■ Exercise task
Omit any picture, and return the remaining data exactly as written.

[Stored data]
-.-.-
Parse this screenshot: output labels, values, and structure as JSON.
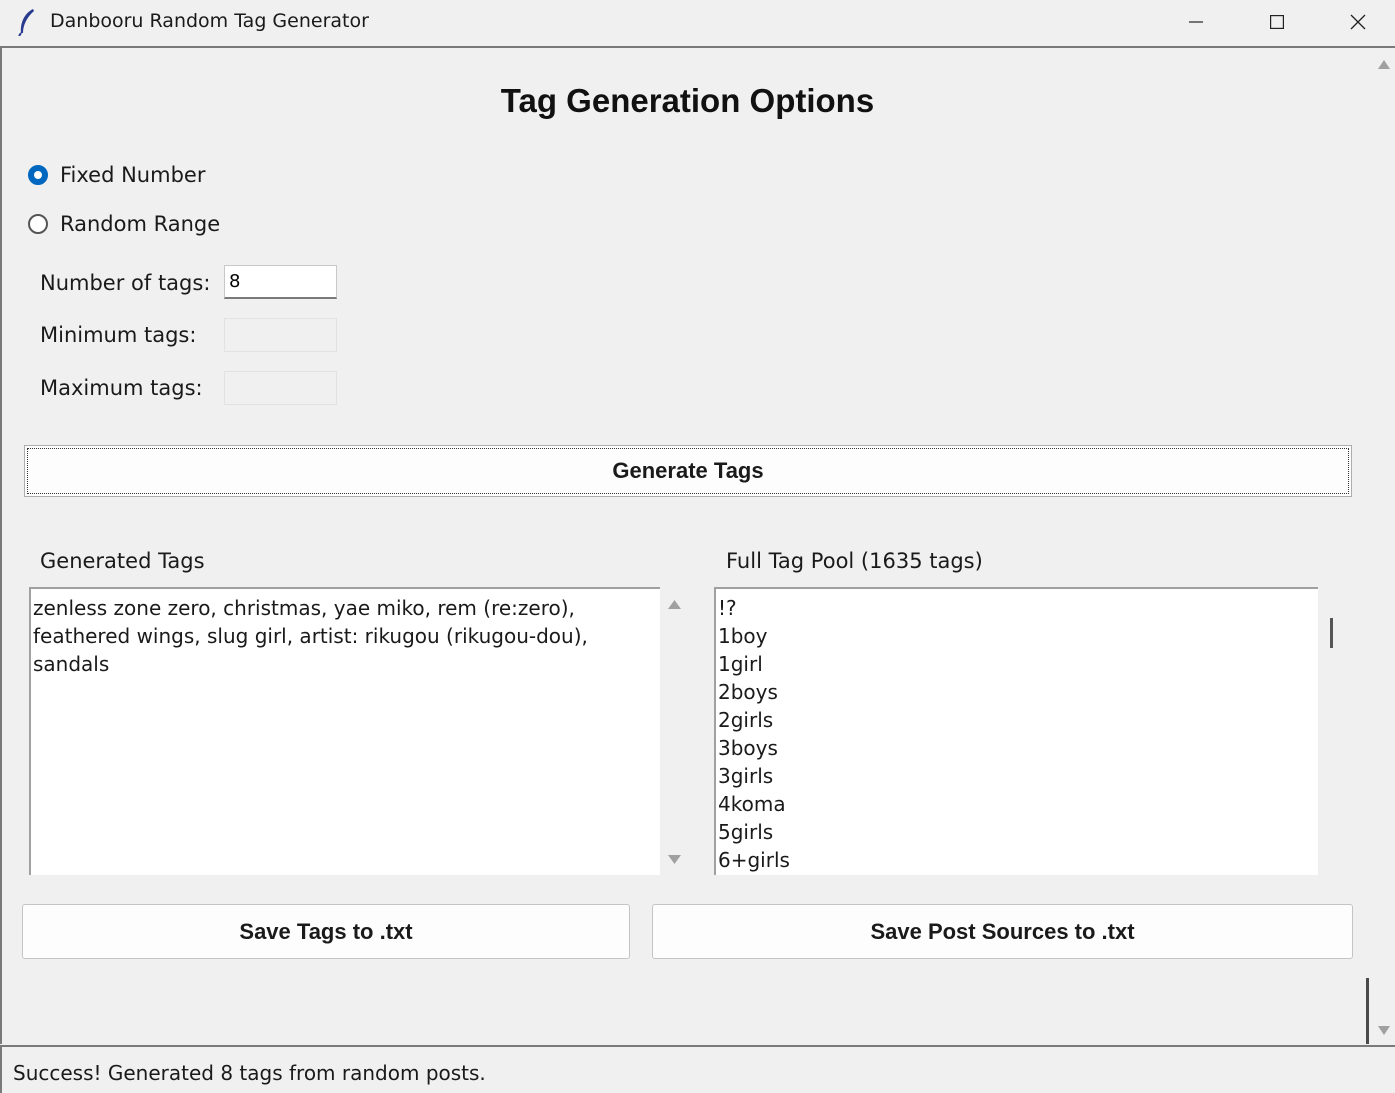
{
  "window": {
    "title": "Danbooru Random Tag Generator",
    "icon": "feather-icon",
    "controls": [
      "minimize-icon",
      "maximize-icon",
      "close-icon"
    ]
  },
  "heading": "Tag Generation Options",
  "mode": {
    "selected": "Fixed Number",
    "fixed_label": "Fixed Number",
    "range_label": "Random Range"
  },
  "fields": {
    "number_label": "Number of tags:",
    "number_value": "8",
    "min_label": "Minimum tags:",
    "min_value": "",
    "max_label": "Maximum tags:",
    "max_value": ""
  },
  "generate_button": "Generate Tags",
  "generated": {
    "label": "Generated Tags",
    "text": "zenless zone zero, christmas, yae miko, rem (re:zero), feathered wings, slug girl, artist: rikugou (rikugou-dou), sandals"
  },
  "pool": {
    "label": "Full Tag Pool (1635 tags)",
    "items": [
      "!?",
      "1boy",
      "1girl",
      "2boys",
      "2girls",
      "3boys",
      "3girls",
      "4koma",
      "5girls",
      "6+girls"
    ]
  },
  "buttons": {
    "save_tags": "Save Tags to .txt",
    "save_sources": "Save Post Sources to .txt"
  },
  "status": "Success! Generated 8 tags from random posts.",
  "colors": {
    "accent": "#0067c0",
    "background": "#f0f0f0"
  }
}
-.-.-
■ Correct output
Parse this screenshot: output labels, values, and structure as JSON.
{
  "window": {
    "title": "Danbooru Random Tag Generator",
    "icon": "feather-icon",
    "controls": [
      "minimize-icon",
      "maximize-icon",
      "close-icon"
    ]
  },
  "heading": "Tag Generation Options",
  "mode": {
    "selected": "Fixed Number",
    "fixed_label": "Fixed Number",
    "range_label": "Random Range"
  },
  "fields": {
    "number_label": "Number of tags:",
    "number_value": "8",
    "min_label": "Minimum tags:",
    "min_value": "",
    "max_label": "Maximum tags:",
    "max_value": ""
  },
  "generate_button": "Generate Tags",
  "generated": {
    "label": "Generated Tags",
    "text": "zenless zone zero, christmas, yae miko, rem (re:zero), feathered wings, slug girl, artist: rikugou (rikugou-dou), sandals"
  },
  "pool": {
    "label": "Full Tag Pool (1635 tags)",
    "items": [
      "!?",
      "1boy",
      "1girl",
      "2boys",
      "2girls",
      "3boys",
      "3girls",
      "4koma",
      "5girls",
      "6+girls"
    ]
  },
  "buttons": {
    "save_tags": "Save Tags to .txt",
    "save_sources": "Save Post Sources to .txt"
  },
  "status": "Success! Generated 8 tags from random posts.",
  "colors": {
    "accent": "#0067c0",
    "background": "#f0f0f0"
  }
}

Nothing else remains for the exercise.